Extract each line from the entries below that has the string "WHEREAS" in it.

## Records for the task

• • •

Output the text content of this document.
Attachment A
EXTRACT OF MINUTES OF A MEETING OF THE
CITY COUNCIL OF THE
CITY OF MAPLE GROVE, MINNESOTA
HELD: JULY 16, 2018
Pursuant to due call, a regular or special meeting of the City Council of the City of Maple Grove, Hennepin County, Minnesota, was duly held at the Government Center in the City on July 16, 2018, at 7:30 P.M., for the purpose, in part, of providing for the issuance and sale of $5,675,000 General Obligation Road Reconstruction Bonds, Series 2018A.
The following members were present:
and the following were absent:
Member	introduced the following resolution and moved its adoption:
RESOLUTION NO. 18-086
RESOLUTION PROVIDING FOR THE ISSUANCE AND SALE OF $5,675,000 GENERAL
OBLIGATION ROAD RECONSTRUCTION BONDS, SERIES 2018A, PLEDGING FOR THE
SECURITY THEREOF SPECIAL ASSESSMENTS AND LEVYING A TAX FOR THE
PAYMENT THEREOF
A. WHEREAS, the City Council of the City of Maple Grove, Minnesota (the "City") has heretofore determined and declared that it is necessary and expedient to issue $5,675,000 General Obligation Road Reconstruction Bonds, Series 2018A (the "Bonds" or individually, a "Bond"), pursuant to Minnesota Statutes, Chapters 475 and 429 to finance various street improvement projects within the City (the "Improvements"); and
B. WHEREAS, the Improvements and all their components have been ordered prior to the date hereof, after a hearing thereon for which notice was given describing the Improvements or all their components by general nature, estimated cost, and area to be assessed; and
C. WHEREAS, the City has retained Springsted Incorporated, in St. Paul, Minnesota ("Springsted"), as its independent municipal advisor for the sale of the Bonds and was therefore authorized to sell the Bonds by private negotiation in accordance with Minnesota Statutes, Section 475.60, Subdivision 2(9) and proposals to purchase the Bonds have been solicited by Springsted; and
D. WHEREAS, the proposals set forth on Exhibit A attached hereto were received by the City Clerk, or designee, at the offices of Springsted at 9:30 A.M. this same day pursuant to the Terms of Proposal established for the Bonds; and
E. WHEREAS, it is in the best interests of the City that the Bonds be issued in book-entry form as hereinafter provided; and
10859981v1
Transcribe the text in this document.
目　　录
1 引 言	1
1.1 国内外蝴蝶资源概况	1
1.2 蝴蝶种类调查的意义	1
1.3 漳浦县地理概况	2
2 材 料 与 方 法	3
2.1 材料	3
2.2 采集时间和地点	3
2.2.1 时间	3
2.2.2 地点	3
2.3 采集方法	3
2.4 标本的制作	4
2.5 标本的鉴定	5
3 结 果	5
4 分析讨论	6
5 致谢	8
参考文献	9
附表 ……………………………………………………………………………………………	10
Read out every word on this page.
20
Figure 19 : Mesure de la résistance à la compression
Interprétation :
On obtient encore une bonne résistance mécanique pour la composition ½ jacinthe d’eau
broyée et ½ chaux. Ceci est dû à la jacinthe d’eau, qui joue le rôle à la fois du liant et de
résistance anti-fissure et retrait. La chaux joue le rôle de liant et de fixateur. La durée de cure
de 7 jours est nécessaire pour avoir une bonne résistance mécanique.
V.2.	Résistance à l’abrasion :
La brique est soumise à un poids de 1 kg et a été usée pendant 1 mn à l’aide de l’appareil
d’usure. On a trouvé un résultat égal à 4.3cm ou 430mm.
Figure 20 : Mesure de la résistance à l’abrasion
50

• • •

## Written response
A. WHEREAS, the City Council of the City of Maple Grove, Minnesota (the "City") has heretofore determined and declared that it is necessary and expedient to issue $5,675,000 General Obligation Road Reconstruction Bonds, Series 2018A (the "Bonds" or individually, a "Bond"), pursuant to Minnesota Statutes, Chapters 475 and 429 to finance various street improvement projects within the City (the "Improvements"); and
B. WHEREAS, the Improvements and all their components have been ordered prior to the date hereof, after a hearing thereon for which notice was given describing the Improvements or all their components by general nature, estimated cost, and area to be assessed; and
C. WHEREAS, the City has retained Springsted Incorporated, in St. Paul, Minnesota ("Springsted"), as its independent municipal advisor for the sale of the Bonds and was therefore authorized to sell the Bonds by private negotiation in accordance with Minnesota Statutes, Section 475.60, Subdivision 2(9) and proposals to purchase the Bonds have been solicited by Springsted; and
D. WHEREAS, the proposals set forth on Exhibit A attached hereto were received by the City Clerk, or designee, at the offices of Springsted at 9:30 A.M. this same day pursuant to the Terms of Proposal established for the Bonds; and
E. WHEREAS, it is in the best interests of the City that the Bonds be issued in book-entry form as hereinafter provided; and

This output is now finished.